-------- Records for this task

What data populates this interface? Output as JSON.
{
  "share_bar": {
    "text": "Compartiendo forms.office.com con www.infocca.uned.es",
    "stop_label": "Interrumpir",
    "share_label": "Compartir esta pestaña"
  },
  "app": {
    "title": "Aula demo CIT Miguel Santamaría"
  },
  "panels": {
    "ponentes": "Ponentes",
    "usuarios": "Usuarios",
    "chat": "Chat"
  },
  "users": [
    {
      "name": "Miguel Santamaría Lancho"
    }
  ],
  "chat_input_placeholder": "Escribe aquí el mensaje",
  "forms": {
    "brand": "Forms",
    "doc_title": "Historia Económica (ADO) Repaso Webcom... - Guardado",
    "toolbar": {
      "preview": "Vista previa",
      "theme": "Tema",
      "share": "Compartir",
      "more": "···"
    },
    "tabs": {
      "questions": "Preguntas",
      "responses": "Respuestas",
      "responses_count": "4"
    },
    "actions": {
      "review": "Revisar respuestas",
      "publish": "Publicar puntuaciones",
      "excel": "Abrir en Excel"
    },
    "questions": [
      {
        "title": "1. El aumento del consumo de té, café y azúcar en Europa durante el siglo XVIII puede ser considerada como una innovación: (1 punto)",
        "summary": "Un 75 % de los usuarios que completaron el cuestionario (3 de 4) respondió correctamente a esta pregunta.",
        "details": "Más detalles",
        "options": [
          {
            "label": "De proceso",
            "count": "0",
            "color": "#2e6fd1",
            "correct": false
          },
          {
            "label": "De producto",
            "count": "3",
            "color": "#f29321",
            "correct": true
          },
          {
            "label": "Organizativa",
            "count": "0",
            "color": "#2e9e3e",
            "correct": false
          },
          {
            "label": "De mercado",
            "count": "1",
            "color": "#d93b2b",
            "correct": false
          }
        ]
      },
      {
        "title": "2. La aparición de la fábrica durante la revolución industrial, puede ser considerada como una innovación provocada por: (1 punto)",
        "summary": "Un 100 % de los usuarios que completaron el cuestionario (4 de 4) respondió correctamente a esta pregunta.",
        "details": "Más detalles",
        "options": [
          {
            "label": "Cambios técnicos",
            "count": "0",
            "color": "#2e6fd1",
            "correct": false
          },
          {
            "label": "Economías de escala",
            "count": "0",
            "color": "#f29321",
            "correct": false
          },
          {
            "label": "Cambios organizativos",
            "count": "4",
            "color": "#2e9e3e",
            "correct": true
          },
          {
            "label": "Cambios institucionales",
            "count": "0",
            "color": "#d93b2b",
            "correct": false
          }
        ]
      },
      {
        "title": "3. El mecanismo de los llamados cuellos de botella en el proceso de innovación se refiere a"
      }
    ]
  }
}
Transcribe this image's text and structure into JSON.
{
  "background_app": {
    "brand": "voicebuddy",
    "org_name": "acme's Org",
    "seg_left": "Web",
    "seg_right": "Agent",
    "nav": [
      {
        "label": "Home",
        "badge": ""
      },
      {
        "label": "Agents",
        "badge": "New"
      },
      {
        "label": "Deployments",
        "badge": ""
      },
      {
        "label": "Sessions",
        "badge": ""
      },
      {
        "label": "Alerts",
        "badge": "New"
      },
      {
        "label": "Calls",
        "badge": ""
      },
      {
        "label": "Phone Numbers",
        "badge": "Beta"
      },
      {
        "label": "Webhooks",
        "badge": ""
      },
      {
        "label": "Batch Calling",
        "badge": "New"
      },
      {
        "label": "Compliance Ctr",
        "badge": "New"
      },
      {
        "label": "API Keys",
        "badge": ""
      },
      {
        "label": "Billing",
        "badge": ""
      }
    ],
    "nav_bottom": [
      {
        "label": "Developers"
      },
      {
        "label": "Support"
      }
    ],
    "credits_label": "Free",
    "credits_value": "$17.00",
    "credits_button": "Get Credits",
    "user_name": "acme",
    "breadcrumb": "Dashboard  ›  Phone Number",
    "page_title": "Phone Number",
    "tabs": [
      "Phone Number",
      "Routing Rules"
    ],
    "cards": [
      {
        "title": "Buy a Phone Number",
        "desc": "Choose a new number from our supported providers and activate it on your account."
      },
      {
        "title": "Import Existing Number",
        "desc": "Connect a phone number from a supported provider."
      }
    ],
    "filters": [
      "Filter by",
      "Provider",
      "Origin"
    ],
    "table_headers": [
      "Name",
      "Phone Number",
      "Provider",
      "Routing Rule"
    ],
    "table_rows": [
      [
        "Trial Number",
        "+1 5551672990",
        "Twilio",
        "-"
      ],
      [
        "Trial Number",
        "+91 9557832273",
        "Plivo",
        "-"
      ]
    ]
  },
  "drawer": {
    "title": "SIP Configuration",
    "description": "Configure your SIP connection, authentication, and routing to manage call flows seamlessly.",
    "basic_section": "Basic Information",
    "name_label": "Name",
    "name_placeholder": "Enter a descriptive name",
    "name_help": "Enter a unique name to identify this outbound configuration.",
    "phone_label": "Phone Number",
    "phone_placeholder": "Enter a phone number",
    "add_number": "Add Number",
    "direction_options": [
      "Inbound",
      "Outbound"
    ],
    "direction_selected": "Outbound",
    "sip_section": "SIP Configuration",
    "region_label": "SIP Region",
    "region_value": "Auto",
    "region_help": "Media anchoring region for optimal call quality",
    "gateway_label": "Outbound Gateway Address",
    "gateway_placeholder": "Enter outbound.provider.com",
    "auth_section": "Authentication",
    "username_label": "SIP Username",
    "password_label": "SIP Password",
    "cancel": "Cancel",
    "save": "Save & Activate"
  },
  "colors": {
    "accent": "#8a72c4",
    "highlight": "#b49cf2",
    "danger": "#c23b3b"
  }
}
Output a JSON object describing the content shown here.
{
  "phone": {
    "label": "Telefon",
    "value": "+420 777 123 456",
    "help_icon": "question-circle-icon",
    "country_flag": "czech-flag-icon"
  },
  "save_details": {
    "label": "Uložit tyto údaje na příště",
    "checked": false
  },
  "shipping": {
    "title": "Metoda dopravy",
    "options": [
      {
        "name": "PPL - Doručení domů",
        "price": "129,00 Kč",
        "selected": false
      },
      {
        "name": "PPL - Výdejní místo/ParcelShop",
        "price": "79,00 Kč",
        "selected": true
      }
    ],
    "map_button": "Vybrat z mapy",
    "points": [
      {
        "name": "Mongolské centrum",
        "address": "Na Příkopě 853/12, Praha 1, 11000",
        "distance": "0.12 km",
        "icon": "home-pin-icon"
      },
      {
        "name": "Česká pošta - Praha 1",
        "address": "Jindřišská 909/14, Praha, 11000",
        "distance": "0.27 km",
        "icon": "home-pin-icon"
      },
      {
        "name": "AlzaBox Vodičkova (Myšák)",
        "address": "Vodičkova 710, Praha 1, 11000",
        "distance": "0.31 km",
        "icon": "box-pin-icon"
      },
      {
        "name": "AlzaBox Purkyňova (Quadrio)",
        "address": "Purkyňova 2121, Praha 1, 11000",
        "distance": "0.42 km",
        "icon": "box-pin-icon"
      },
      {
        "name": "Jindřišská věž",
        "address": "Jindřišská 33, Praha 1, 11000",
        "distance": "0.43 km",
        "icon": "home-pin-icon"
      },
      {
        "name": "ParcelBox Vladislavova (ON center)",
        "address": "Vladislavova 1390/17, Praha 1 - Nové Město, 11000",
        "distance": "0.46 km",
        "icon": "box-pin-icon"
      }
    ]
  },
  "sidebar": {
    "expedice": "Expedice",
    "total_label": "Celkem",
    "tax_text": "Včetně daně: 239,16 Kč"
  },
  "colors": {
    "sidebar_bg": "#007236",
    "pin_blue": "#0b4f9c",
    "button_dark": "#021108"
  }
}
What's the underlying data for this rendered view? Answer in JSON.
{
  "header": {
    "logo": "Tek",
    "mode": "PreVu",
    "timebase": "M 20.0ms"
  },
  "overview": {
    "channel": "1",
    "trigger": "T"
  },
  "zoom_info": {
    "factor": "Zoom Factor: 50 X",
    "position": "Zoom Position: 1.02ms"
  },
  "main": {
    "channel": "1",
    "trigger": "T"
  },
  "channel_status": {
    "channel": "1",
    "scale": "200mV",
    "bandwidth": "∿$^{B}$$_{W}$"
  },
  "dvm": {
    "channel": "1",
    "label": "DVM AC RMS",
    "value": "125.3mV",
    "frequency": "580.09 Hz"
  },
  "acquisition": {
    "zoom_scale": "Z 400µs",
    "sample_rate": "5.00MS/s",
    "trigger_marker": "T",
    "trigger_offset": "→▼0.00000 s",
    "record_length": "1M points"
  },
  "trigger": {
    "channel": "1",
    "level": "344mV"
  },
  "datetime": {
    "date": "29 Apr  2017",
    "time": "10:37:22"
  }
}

----------------

Return from the data every line that holds "innovación".

* _Written response_
        "title": "1. El aumento del consumo de té, café y azúcar en Europa durante el siglo XVIII puede ser considerada como una innovación: (1 punto)",
        "title": "2. La aparición de la fábrica durante la revolución industrial, puede ser considerada como una innovación provocada por: (1 punto)",
        "title": "3. El mecanismo de los llamados cuellos de botella en el proceso de innovación se refiere a"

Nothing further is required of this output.